### What to do
Reproduce each line that includes the word "LogPackageName".

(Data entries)
-- BEGIN --

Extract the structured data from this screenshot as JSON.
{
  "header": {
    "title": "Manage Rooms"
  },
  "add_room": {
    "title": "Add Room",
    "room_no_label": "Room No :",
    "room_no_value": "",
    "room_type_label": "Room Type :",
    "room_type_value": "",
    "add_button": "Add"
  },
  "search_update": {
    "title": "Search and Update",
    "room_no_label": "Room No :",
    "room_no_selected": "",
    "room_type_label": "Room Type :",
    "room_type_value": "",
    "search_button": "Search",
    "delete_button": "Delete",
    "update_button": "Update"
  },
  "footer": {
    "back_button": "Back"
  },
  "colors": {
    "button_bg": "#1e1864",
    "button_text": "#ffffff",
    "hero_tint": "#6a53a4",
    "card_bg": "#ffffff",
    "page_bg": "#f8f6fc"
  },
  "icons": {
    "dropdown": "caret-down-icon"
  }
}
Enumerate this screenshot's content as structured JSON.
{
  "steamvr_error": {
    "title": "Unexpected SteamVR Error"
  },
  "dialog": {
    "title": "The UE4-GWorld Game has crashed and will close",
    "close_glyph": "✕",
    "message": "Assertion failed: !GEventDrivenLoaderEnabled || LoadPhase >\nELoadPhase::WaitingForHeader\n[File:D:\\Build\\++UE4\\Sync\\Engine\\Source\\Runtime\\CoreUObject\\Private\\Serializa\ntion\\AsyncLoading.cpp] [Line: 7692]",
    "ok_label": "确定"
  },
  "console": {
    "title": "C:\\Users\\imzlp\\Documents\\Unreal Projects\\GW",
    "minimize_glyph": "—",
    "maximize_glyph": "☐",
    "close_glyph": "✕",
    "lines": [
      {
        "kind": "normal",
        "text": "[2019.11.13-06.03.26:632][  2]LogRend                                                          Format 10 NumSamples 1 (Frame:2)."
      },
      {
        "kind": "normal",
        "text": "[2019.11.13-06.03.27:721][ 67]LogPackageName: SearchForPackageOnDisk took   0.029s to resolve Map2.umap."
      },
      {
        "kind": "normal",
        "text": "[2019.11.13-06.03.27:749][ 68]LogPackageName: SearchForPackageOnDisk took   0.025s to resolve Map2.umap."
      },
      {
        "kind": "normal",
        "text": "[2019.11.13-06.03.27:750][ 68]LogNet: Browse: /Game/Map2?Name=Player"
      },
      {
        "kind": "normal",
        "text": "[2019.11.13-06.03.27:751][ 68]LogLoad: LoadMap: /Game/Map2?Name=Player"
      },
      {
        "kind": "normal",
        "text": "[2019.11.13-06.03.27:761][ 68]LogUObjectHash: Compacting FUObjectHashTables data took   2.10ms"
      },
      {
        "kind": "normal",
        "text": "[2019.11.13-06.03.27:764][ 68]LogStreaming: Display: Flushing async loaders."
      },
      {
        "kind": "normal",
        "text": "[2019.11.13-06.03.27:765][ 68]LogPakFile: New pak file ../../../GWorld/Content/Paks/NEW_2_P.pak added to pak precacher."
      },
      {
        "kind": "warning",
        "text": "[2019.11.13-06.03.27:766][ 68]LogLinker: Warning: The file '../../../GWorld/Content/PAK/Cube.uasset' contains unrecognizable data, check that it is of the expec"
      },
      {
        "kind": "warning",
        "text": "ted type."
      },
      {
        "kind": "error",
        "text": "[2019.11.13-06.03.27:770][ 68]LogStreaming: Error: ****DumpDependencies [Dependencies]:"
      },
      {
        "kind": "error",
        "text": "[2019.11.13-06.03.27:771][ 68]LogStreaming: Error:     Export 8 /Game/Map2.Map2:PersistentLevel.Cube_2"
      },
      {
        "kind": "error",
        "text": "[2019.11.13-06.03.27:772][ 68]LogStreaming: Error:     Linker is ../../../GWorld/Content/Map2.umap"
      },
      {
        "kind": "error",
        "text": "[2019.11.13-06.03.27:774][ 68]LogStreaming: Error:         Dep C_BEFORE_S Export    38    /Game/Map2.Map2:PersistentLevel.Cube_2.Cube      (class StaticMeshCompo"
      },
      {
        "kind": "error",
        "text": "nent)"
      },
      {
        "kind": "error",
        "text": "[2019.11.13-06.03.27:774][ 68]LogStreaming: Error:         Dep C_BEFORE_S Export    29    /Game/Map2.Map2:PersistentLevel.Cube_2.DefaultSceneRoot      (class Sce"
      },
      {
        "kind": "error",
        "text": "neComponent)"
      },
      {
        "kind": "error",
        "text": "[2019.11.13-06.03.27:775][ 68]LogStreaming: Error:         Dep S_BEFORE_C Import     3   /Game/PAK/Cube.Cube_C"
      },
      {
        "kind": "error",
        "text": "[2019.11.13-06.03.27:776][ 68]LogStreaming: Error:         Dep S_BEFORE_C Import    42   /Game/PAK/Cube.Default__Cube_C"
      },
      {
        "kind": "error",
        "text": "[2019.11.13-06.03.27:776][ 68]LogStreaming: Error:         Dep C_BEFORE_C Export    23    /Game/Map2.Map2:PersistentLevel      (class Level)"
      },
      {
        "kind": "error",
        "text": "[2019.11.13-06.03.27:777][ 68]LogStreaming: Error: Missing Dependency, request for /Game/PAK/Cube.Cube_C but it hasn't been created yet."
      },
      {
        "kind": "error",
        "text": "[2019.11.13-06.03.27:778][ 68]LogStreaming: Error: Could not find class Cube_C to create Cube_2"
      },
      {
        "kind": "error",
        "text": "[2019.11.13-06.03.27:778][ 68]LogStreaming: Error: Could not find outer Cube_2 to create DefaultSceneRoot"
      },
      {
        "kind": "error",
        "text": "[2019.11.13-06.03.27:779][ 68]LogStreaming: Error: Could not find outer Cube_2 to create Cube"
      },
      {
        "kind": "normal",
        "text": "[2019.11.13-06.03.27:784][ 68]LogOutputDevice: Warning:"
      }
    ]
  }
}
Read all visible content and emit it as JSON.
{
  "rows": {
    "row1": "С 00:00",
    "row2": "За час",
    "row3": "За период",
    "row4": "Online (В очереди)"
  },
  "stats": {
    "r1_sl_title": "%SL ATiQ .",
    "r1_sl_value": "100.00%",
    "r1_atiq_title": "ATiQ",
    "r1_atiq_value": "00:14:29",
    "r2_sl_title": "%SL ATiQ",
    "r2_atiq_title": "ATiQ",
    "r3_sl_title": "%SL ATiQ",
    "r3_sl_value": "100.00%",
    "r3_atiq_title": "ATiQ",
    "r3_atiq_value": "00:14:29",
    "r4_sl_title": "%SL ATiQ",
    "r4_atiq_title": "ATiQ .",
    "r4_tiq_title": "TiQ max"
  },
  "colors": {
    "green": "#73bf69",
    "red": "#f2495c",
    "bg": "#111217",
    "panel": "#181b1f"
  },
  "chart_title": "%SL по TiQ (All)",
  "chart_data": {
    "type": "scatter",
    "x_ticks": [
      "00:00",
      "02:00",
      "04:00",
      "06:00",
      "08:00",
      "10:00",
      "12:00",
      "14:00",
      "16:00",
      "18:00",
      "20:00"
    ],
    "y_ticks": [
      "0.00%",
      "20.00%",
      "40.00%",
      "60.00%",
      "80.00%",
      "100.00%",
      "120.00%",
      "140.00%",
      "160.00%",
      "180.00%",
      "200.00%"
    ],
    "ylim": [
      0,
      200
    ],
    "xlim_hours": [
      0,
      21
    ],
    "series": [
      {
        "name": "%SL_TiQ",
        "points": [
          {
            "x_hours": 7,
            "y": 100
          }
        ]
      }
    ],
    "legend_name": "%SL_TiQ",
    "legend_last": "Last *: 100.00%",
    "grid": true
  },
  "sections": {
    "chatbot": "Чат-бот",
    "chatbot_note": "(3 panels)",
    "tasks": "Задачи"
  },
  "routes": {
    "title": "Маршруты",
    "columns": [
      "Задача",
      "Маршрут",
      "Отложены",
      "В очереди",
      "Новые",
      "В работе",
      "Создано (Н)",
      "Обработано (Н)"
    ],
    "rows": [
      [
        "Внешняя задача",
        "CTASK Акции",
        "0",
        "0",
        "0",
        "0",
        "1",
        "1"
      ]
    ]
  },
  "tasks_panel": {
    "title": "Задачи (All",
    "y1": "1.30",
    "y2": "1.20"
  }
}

-- END --

### Solved exercise
        "text": "[2019.11.13-06.03.27:721][ 67]LogPackageName: SearchForPackageOnDisk took   0.029s to resolve Map2.umap."
        "text": "[2019.11.13-06.03.27:749][ 68]LogPackageName: SearchForPackageOnDisk took   0.025s to resolve Map2.umap."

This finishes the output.